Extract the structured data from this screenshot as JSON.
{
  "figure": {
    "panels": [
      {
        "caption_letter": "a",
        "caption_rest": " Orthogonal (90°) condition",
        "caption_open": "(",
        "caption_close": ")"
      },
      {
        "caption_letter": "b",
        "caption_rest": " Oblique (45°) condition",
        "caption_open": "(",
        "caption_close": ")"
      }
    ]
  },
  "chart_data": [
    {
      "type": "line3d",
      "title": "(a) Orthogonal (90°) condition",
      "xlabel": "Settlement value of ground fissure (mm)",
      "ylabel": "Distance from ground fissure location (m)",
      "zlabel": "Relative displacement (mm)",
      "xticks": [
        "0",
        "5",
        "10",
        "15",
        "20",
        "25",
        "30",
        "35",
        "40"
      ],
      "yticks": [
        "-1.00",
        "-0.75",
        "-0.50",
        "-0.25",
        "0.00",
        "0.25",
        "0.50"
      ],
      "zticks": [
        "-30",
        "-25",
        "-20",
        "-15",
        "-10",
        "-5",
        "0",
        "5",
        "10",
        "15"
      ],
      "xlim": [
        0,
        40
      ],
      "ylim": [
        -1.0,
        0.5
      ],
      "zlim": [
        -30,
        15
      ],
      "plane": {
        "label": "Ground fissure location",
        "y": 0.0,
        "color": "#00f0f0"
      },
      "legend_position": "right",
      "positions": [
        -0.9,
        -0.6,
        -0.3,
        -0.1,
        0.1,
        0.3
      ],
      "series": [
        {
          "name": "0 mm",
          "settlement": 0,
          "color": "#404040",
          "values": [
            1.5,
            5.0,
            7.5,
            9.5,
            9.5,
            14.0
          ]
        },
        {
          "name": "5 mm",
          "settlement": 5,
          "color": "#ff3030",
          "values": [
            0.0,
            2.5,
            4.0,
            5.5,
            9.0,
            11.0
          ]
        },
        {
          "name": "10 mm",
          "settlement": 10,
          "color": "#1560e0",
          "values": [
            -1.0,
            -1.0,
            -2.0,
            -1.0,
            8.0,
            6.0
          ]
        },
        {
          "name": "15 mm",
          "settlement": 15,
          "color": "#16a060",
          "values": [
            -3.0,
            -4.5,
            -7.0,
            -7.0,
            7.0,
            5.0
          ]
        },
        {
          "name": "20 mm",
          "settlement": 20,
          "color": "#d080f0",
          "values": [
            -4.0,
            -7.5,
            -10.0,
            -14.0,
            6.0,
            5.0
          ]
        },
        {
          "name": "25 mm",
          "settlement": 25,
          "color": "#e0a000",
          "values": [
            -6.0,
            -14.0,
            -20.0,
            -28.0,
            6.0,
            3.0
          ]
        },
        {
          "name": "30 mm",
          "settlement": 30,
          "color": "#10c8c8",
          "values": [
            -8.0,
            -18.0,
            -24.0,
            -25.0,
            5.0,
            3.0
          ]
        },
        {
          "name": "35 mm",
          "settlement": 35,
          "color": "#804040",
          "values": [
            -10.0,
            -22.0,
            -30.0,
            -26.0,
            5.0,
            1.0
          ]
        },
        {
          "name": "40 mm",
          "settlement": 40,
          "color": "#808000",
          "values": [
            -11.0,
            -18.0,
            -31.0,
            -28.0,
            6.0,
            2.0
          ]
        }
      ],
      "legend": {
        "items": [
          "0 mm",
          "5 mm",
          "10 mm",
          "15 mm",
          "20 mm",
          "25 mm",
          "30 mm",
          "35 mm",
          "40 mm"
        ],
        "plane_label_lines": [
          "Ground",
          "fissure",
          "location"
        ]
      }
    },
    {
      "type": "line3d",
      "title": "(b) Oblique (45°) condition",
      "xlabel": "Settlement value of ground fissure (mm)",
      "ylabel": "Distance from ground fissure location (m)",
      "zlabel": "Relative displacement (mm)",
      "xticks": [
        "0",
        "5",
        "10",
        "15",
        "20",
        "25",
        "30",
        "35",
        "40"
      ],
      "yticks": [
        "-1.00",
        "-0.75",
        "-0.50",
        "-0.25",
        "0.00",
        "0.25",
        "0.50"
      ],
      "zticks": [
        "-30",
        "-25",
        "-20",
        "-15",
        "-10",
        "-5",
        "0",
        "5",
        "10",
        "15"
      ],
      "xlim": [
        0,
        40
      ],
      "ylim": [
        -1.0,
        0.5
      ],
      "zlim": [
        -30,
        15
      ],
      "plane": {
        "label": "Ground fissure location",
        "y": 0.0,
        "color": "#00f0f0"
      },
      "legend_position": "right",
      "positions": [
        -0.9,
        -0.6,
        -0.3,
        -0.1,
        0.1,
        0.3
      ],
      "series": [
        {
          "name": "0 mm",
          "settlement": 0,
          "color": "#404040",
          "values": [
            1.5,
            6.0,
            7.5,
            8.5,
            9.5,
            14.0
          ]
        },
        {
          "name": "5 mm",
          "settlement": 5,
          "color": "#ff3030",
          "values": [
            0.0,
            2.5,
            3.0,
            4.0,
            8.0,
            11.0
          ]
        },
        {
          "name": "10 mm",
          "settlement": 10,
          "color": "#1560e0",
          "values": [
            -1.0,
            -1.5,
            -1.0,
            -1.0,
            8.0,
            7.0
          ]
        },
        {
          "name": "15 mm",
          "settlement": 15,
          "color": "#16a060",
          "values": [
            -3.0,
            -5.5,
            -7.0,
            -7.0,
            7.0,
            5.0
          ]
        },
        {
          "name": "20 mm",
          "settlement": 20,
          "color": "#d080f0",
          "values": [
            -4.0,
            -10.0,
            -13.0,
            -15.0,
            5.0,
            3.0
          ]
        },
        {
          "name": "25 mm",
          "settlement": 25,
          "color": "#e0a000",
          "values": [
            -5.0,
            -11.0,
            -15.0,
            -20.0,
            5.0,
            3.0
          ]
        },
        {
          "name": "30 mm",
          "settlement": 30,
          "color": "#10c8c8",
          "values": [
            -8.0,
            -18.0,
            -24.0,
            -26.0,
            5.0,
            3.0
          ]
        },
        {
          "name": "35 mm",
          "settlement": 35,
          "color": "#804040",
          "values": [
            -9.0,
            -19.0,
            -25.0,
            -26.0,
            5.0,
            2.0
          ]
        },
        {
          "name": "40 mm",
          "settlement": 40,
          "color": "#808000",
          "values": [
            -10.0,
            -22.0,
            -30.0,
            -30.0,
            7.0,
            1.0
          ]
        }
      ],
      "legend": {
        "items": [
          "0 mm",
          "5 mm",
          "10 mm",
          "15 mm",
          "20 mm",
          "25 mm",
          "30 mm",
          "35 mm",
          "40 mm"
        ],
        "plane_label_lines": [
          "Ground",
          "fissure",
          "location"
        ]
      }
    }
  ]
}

== == ==

▸ Aim of the task: Faithfully transcribe the whole of the data.

▸ Output of the task:
Extract the structured data from this screenshot as JSON.
{
  "figure": {
    "panels": [
      {
        "caption_letter": "a",
        "caption_rest": " Orthogonal (90°) condition",
        "caption_open": "(",
        "caption_close": ")"
      },
      {
        "caption_letter": "b",
        "caption_rest": " Oblique (45°) condition",
        "caption_open": "(",
        "caption_close": ")"
      }
    ]
  },
  "chart_data": [
    {
      "type": "line3d",
      "title": "(a) Orthogonal (90°) condition",
      "xlabel": "Settlement value of ground fissure (mm)",
      "ylabel": "Distance from ground fissure location (m)",
      "zlabel": "Relative displacement (mm)",
      "xticks": [
        "0",
        "5",
        "10",
        "15",
        "20",
        "25",
        "30",
        "35",
        "40"
      ],
      "yticks": [
        "-1.00",
        "-0.75",
        "-0.50",
        "-0.25",
        "0.00",
        "0.25",
        "0.50"
      ],
      "zticks": [
        "-30",
        "-25",
        "-20",
        "-15",
        "-10",
        "-5",
        "0",
        "5",
        "10",
        "15"
      ],
      "xlim": [
        0,
        40
      ],
      "ylim": [
        -1.0,
        0.5
      ],
      "zlim": [
        -30,
        15
      ],
      "plane": {
        "label": "Ground fissure location",
        "y": 0.0,
        "color": "#00f0f0"
      },
      "legend_position": "right",
      "positions": [
        -0.9,
        -0.6,
        -0.3,
        -0.1,
        0.1,
        0.3
      ],
      "series": [
        {
          "name": "0 mm",
          "settlement": 0,
          "color": "#404040",
          "values": [
            1.5,
            5.0,
            7.5,
            9.5,
            9.5,
            14.0
          ]
        },
        {
          "name": "5 mm",
          "settlement": 5,
          "color": "#ff3030",
          "values": [
            0.0,
            2.5,
            4.0,
            5.5,
            9.0,
            11.0
          ]
        },
        {
          "name": "10 mm",
          "settlement": 10,
          "color": "#1560e0",
          "values": [
            -1.0,
            -1.0,
            -2.0,
            -1.0,
            8.0,
            6.0
          ]
        },
        {
          "name": "15 mm",
          "settlement": 15,
          "color": "#16a060",
          "values": [
            -3.0,
            -4.5,
            -7.0,
            -7.0,
            7.0,
            5.0
          ]
        },
        {
          "name": "20 mm",
          "settlement": 20,
          "color": "#d080f0",
          "values": [
            -4.0,
            -7.5,
            -10.0,
            -14.0,
            6.0,
            5.0
          ]
        },
        {
          "name": "25 mm",
          "settlement": 25,
          "color": "#e0a000",
          "values": [
            -6.0,
            -14.0,
            -20.0,
            -28.0,
            6.0,
            3.0
          ]
        },
        {
          "name": "30 mm",
          "settlement": 30,
          "color": "#10c8c8",
          "values": [
            -8.0,
            -18.0,
            -24.0,
            -25.0,
            5.0,
            3.0
          ]
        },
        {
          "name": "35 mm",
          "settlement": 35,
          "color": "#804040",
          "values": [
            -10.0,
            -22.0,
            -30.0,
            -26.0,
            5.0,
            1.0
          ]
        },
        {
          "name": "40 mm",
          "settlement": 40,
          "color": "#808000",
          "values": [
            -11.0,
            -18.0,
            -31.0,
            -28.0,
            6.0,
            2.0
          ]
        }
      ],
      "legend": {
        "items": [
          "0 mm",
          "5 mm",
          "10 mm",
          "15 mm",
          "20 mm",
          "25 mm",
          "30 mm",
          "35 mm",
          "40 mm"
        ],
        "plane_label_lines": [
          "Ground",
          "fissure",
          "location"
        ]
      }
    },
    {
      "type": "line3d",
      "title": "(b) Oblique (45°) condition",
      "xlabel": "Settlement value of ground fissure (mm)",
      "ylabel": "Distance from ground fissure location (m)",
      "zlabel": "Relative displacement (mm)",
      "xticks": [
        "0",
        "5",
        "10",
        "15",
        "20",
        "25",
        "30",
        "35",
        "40"
      ],
      "yticks": [
        "-1.00",
        "-0.75",
        "-0.50",
        "-0.25",
        "0.00",
        "0.25",
        "0.50"
      ],
      "zticks": [
        "-30",
        "-25",
        "-20",
        "-15",
        "-10",
        "-5",
        "0",
        "5",
        "10",
        "15"
      ],
      "xlim": [
        0,
        40
      ],
      "ylim": [
        -1.0,
        0.5
      ],
      "zlim": [
        -30,
        15
      ],
      "plane": {
        "label": "Ground fissure location",
        "y": 0.0,
        "color": "#00f0f0"
      },
      "legend_position": "right",
      "positions": [
        -0.9,
        -0.6,
        -0.3,
        -0.1,
        0.1,
        0.3
      ],
      "series": [
        {
          "name": "0 mm",
          "settlement": 0,
          "color": "#404040",
          "values": [
            1.5,
            6.0,
            7.5,
            8.5,
            9.5,
            14.0
          ]
        },
        {
          "name": "5 mm",
          "settlement": 5,
          "color": "#ff3030",
          "values": [
            0.0,
            2.5,
            3.0,
            4.0,
            8.0,
            11.0
          ]
        },
        {
          "name": "10 mm",
          "settlement": 10,
          "color": "#1560e0",
          "values": [
            -1.0,
            -1.5,
            -1.0,
            -1.0,
            8.0,
            7.0
          ]
        },
        {
          "name": "15 mm",
          "settlement": 15,
          "color": "#16a060",
          "values": [
            -3.0,
            -5.5,
            -7.0,
            -7.0,
            7.0,
            5.0
          ]
        },
        {
          "name": "20 mm",
          "settlement": 20,
          "color": "#d080f0",
          "values": [
            -4.0,
            -10.0,
            -13.0,
            -15.0,
            5.0,
            3.0
          ]
        },
        {
          "name": "25 mm",
          "settlement": 25,
          "color": "#e0a000",
          "values": [
            -5.0,
            -11.0,
            -15.0,
            -20.0,
            5.0,
            3.0
          ]
        },
        {
          "name": "30 mm",
          "settlement": 30,
          "color": "#10c8c8",
          "values": [
            -8.0,
            -18.0,
            -24.0,
            -26.0,
            5.0,
            3.0
          ]
        },
        {
          "name": "35 mm",
          "settlement": 35,
          "color": "#804040",
          "values": [
            -9.0,
            -19.0,
            -25.0,
            -26.0,
            5.0,
            2.0
          ]
        },
        {
          "name": "40 mm",
          "settlement": 40,
          "color": "#808000",
          "values": [
            -10.0,
            -22.0,
            -30.0,
            -30.0,
            7.0,
            1.0
          ]
        }
      ],
      "legend": {
        "items": [
          "0 mm",
          "5 mm",
          "10 mm",
          "15 mm",
          "20 mm",
          "25 mm",
          "30 mm",
          "35 mm",
          "40 mm"
        ],
        "plane_label_lines": [
          "Ground",
          "fissure",
          "location"
        ]
      }
    }
  ]
}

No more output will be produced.